_Your goal_: Without including any images, reproduce each entry exactly.

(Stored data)
** begin **

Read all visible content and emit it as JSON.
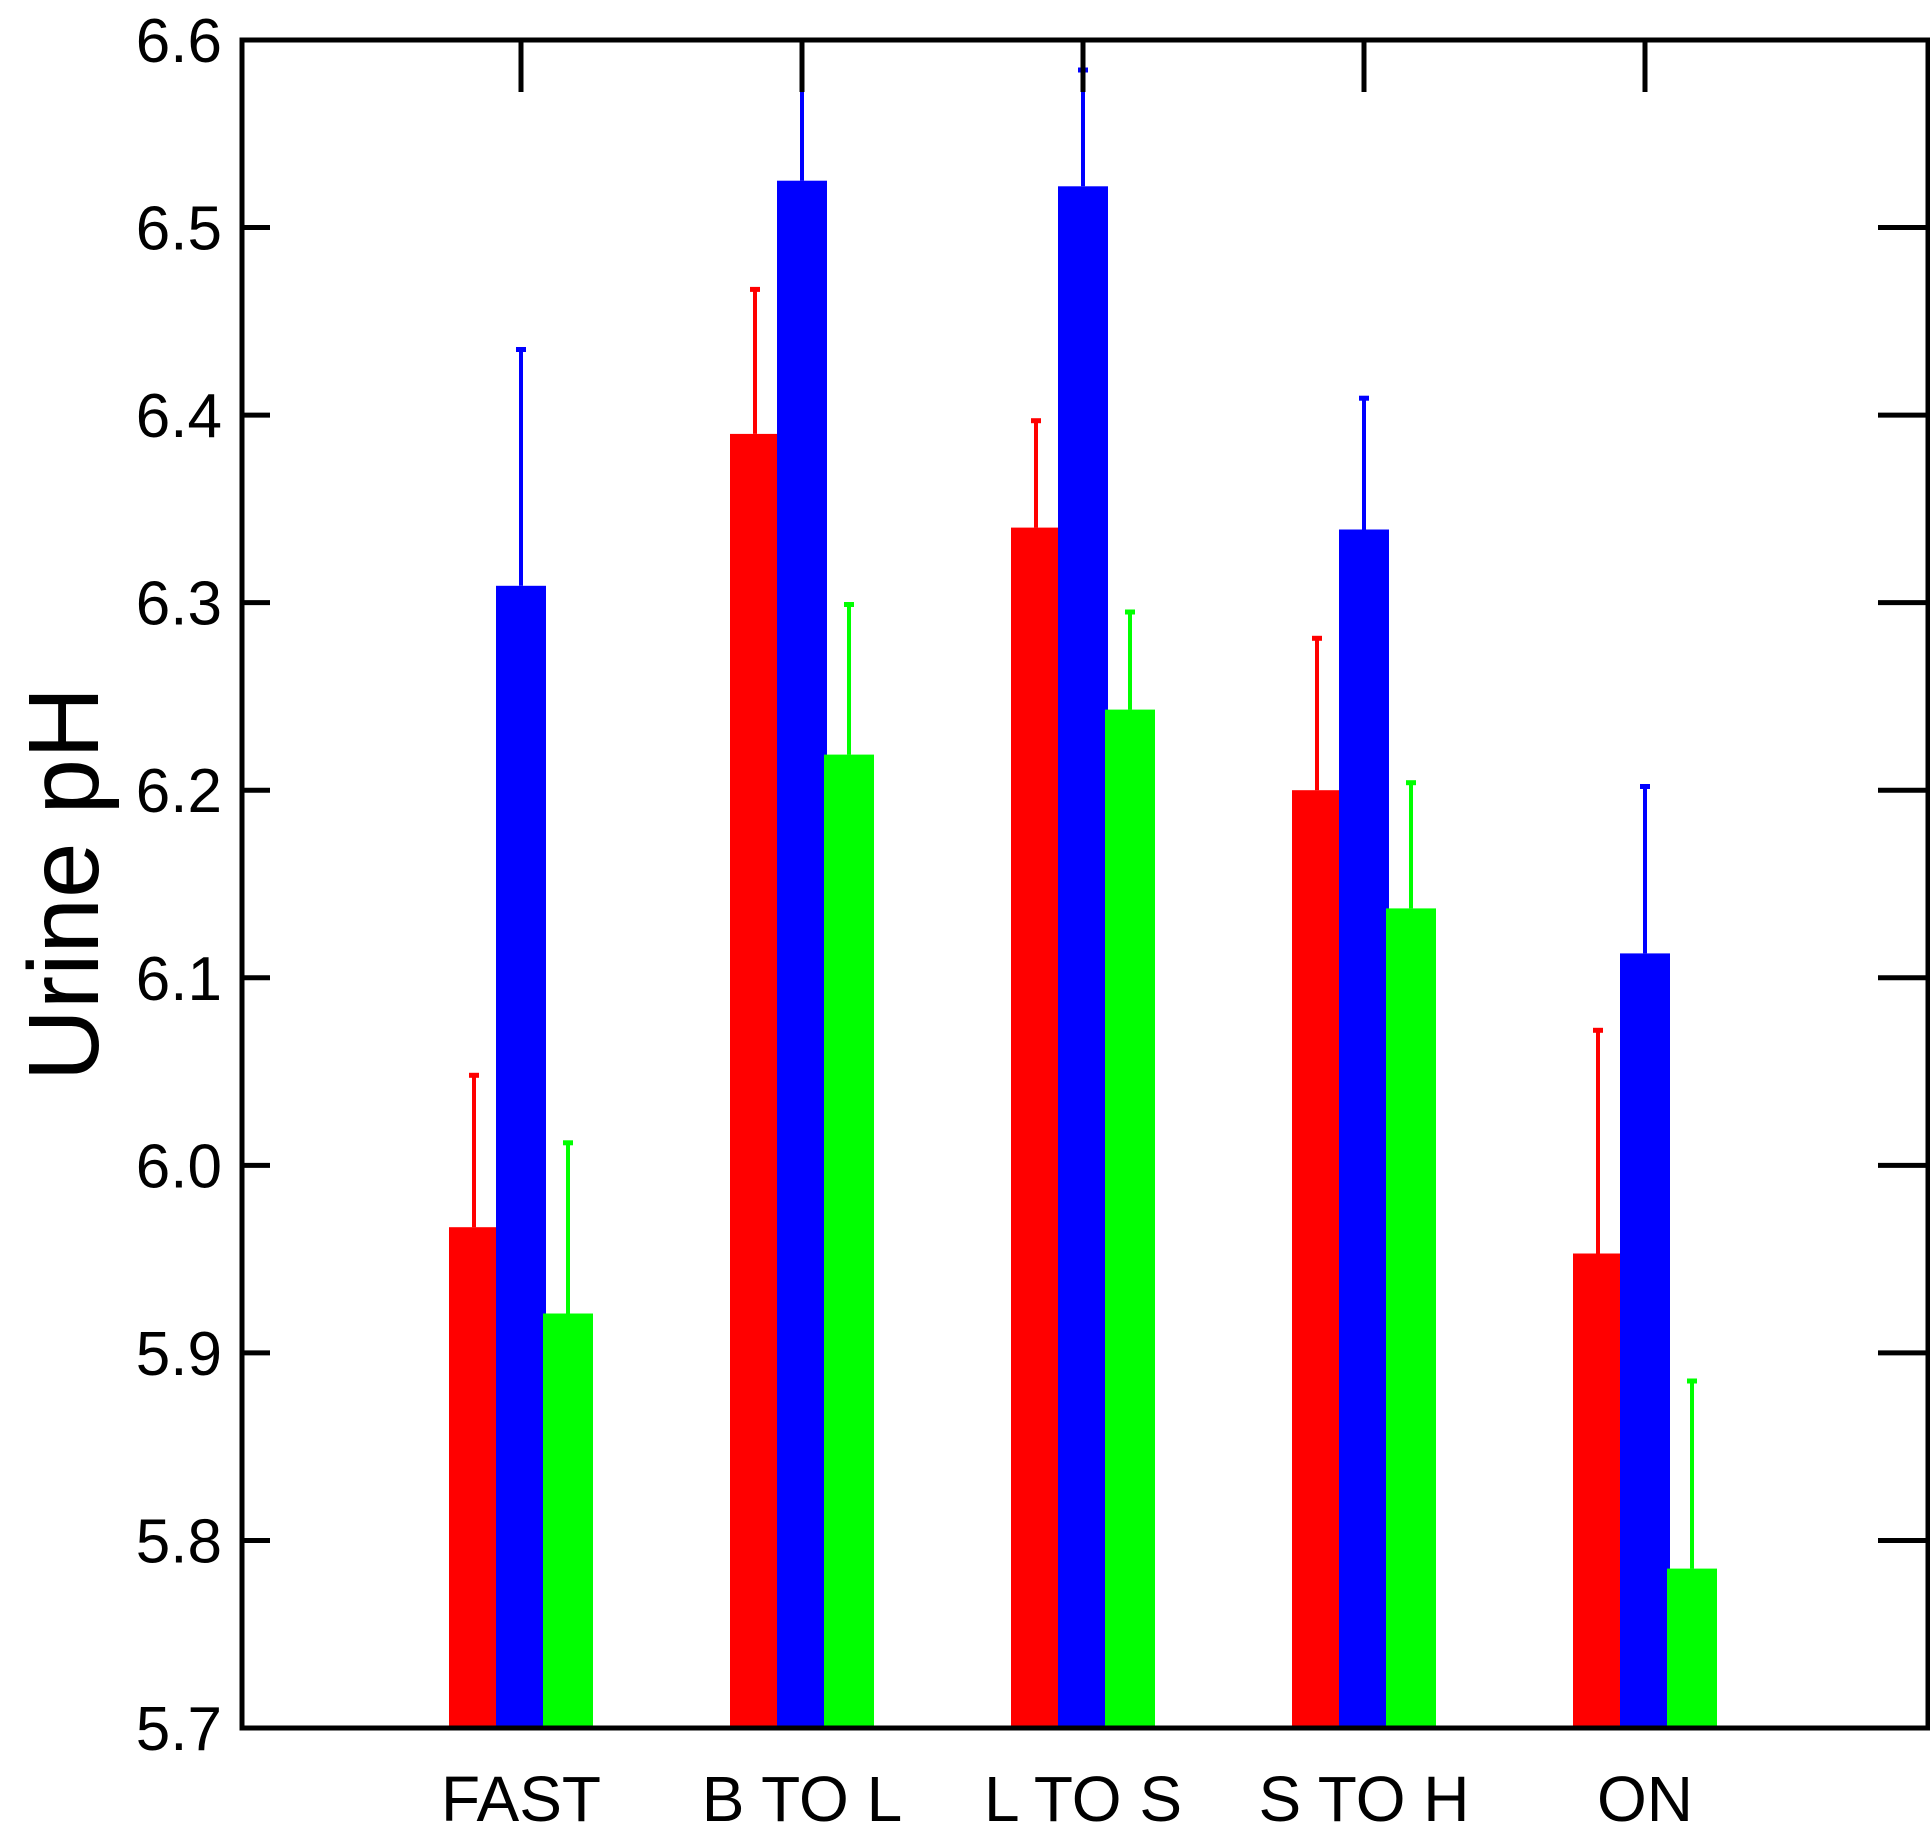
{
  "chart_data": {
    "type": "bar",
    "title": "",
    "xlabel": "",
    "ylabel": "Urine pH",
    "ylim": [
      5.7,
      6.6
    ],
    "yticks": [
      "5.7",
      "5.8",
      "5.9",
      "6.0",
      "6.1",
      "6.2",
      "6.3",
      "6.4",
      "6.5",
      "6.6"
    ],
    "categories": [
      "FAST",
      "B TO L",
      "L TO S",
      "S TO H",
      "ON"
    ],
    "grid": false,
    "legend": "none",
    "error_bars": "upper",
    "series": [
      {
        "color": "#ff0000",
        "values": [
          5.967,
          6.39,
          6.34,
          6.2,
          5.953
        ],
        "error_upper": [
          6.048,
          6.467,
          6.397,
          6.281,
          6.072
        ]
      },
      {
        "color": "#0000ff",
        "values": [
          6.309,
          6.525,
          6.522,
          6.339,
          6.113
        ],
        "error_upper": [
          6.435,
          6.6,
          6.584,
          6.409,
          6.202
        ]
      },
      {
        "color": "#00ff00",
        "values": [
          5.921,
          6.219,
          6.243,
          6.137,
          5.785
        ],
        "error_upper": [
          6.012,
          6.299,
          6.295,
          6.204,
          5.885
        ]
      }
    ]
  }
}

** end **

_The solution_:
Read all visible content and emit it as JSON.
{
  "chart_data": {
    "type": "bar",
    "title": "",
    "xlabel": "",
    "ylabel": "Urine pH",
    "ylim": [
      5.7,
      6.6
    ],
    "yticks": [
      "5.7",
      "5.8",
      "5.9",
      "6.0",
      "6.1",
      "6.2",
      "6.3",
      "6.4",
      "6.5",
      "6.6"
    ],
    "categories": [
      "FAST",
      "B TO L",
      "L TO S",
      "S TO H",
      "ON"
    ],
    "grid": false,
    "legend": "none",
    "error_bars": "upper",
    "series": [
      {
        "color": "#ff0000",
        "values": [
          5.967,
          6.39,
          6.34,
          6.2,
          5.953
        ],
        "error_upper": [
          6.048,
          6.467,
          6.397,
          6.281,
          6.072
        ]
      },
      {
        "color": "#0000ff",
        "values": [
          6.309,
          6.525,
          6.522,
          6.339,
          6.113
        ],
        "error_upper": [
          6.435,
          6.6,
          6.584,
          6.409,
          6.202
        ]
      },
      {
        "color": "#00ff00",
        "values": [
          5.921,
          6.219,
          6.243,
          6.137,
          5.785
        ],
        "error_upper": [
          6.012,
          6.299,
          6.295,
          6.204,
          5.885
        ]
      }
    ]
  }
}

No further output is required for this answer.